§ **EXERCISE GOAL**: Only the number is wanted: how many lines contain "Aporte"?

═══ DATASET RECORDS

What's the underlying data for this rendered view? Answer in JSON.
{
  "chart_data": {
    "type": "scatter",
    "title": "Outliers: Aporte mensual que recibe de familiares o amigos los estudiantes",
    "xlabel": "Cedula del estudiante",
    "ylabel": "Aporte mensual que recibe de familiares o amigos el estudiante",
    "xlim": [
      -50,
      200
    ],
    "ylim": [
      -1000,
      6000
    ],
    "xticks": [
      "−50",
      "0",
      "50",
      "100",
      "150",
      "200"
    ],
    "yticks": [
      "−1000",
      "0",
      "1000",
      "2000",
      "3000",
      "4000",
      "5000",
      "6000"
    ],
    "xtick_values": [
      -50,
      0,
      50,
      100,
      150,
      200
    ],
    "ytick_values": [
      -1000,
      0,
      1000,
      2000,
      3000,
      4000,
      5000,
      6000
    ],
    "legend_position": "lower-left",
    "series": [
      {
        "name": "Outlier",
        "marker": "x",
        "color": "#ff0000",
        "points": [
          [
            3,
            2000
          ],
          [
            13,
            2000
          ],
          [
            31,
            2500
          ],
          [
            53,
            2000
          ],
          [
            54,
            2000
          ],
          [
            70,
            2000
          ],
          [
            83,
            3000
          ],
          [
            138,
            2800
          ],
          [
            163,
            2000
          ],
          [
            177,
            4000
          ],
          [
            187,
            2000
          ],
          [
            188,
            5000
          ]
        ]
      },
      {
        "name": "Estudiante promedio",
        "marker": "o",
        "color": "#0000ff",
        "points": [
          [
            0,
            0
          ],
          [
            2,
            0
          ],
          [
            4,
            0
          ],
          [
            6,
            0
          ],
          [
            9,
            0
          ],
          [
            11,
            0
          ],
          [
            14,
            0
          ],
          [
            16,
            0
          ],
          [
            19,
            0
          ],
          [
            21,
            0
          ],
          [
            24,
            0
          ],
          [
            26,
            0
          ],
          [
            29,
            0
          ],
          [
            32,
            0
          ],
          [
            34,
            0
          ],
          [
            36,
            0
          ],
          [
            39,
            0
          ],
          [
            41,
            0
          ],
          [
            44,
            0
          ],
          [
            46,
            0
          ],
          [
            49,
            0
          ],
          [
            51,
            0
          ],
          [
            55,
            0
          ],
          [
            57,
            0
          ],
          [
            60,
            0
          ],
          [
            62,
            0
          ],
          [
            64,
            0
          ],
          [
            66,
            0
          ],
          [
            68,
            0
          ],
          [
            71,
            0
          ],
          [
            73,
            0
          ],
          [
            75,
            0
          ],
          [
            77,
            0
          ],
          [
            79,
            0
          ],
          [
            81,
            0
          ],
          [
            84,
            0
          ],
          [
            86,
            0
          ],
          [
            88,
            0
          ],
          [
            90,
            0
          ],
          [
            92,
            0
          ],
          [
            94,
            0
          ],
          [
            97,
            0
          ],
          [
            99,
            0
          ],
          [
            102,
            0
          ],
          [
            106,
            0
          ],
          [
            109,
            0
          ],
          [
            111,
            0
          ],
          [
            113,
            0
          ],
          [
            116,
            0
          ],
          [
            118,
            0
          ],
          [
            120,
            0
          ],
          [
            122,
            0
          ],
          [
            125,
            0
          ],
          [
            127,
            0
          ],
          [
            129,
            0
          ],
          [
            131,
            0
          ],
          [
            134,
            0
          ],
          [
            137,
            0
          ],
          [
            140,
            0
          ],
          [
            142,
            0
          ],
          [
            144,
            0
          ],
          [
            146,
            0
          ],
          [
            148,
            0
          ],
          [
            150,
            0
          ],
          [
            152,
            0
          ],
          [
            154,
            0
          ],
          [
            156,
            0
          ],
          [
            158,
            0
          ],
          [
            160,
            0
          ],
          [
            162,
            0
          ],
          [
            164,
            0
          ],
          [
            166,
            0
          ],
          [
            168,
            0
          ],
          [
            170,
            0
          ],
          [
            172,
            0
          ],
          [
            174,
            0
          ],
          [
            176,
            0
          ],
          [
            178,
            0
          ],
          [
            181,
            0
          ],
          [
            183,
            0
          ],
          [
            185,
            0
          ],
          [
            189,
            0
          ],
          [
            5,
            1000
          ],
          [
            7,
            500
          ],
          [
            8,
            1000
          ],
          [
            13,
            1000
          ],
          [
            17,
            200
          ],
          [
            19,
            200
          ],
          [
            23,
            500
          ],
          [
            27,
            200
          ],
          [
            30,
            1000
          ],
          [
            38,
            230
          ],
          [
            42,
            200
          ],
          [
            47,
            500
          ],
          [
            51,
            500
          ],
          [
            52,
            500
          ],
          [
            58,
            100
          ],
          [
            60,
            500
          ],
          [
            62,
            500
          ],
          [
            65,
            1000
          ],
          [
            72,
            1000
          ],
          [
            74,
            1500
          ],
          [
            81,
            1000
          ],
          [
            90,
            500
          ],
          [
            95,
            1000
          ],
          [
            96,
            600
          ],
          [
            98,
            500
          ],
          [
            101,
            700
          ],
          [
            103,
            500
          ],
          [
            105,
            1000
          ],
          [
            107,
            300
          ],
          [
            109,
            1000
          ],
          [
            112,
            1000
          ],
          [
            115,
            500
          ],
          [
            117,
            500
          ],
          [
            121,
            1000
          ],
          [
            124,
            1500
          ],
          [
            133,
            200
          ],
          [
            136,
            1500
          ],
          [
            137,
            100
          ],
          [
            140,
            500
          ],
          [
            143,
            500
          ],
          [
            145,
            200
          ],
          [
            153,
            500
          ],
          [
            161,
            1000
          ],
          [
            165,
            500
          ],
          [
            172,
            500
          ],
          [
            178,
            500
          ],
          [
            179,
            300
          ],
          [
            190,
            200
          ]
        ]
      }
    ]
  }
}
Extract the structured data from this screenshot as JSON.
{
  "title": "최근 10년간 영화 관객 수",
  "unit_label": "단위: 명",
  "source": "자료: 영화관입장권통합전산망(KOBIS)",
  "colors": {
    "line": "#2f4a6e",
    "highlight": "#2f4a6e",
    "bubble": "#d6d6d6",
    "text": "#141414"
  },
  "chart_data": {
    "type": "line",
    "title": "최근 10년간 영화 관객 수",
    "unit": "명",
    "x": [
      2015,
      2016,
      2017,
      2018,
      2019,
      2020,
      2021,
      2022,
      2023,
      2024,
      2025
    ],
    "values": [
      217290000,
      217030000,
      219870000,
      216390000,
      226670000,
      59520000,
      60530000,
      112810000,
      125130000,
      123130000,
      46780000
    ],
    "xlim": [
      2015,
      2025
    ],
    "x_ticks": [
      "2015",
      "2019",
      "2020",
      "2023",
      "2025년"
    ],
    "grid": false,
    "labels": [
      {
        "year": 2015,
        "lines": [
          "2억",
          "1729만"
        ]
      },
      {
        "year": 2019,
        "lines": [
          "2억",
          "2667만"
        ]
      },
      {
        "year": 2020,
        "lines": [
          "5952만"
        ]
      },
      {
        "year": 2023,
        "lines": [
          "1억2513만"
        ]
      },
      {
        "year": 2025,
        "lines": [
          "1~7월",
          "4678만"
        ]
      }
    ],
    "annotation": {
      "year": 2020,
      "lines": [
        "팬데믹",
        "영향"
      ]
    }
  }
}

══════

§ **RESPONSE TO THE EXERCISE**: 2